Saved data entries:

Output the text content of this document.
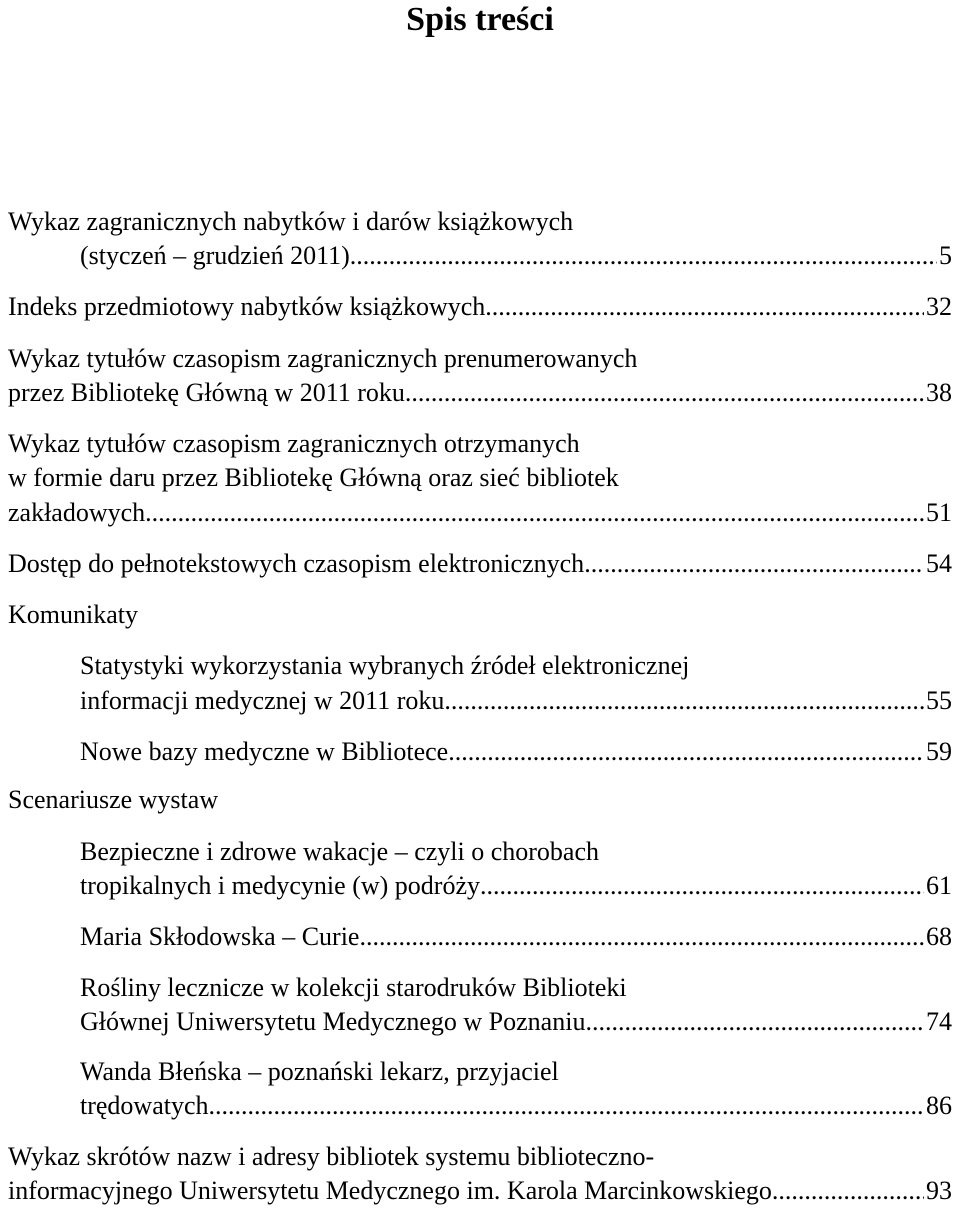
Spis treści
Wykaz zagranicznych nabytków i darów książkowych
(styczeń – grudzień 2011) .....	5
Indeks przedmiotowy nabytków książkowych .....	32
Wykaz tytułów czasopism zagranicznych prenumerowanych
przez Bibliotekę Główną w 2011 roku .....	38
Wykaz tytułów czasopism zagranicznych otrzymanych
w formie daru przez Bibliotekę Główną oraz sieć bibliotek
zakładowych .....	51
Dostęp do pełnotekstowych czasopism elektronicznych .....	54
Komunikaty
Statystyki wykorzystania wybranych źródeł elektronicznej
informacji medycznej w 2011 roku .....	55
Nowe bazy medyczne w Bibliotece .....	59
Scenariusze wystaw
Bezpieczne i zdrowe wakacje – czyli o chorobach
tropikalnych i medycynie (w) podróży .....	61
Maria Skłodowska – Curie .....	68
Rośliny lecznicze w kolekcji starodruków Biblioteki
Głównej Uniwersytetu Medycznego w Poznaniu .....	74
Wanda Błeńska – poznański lekarz, przyjaciel
trędowatych .....	86
Wykaz skrótów nazw i adresy bibliotek systemu biblioteczno-
informacyjnego Uniwersytetu Medycznego im. Karola Marcinkowskiego .....	93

> [Requirements]: Extract the entries in full, exactly as they are, minus the pictures.

> [Full answer]:
Output the text content of this document.
Spis treści
Wykaz zagranicznych nabytków i darów książkowych
(styczeń – grudzień 2011) .....	5
Indeks przedmiotowy nabytków książkowych .....	32
Wykaz tytułów czasopism zagranicznych prenumerowanych
przez Bibliotekę Główną w 2011 roku .....	38
Wykaz tytułów czasopism zagranicznych otrzymanych
w formie daru przez Bibliotekę Główną oraz sieć bibliotek
zakładowych .....	51
Dostęp do pełnotekstowych czasopism elektronicznych .....	54
Komunikaty
Statystyki wykorzystania wybranych źródeł elektronicznej
informacji medycznej w 2011 roku .....	55
Nowe bazy medyczne w Bibliotece .....	59
Scenariusze wystaw
Bezpieczne i zdrowe wakacje – czyli o chorobach
tropikalnych i medycynie (w) podróży .....	61
Maria Skłodowska – Curie .....	68
Rośliny lecznicze w kolekcji starodruków Biblioteki
Głównej Uniwersytetu Medycznego w Poznaniu .....	74
Wanda Błeńska – poznański lekarz, przyjaciel
trędowatych .....	86
Wykaz skrótów nazw i adresy bibliotek systemu biblioteczno-
informacyjnego Uniwersytetu Medycznego im. Karola Marcinkowskiego .....	93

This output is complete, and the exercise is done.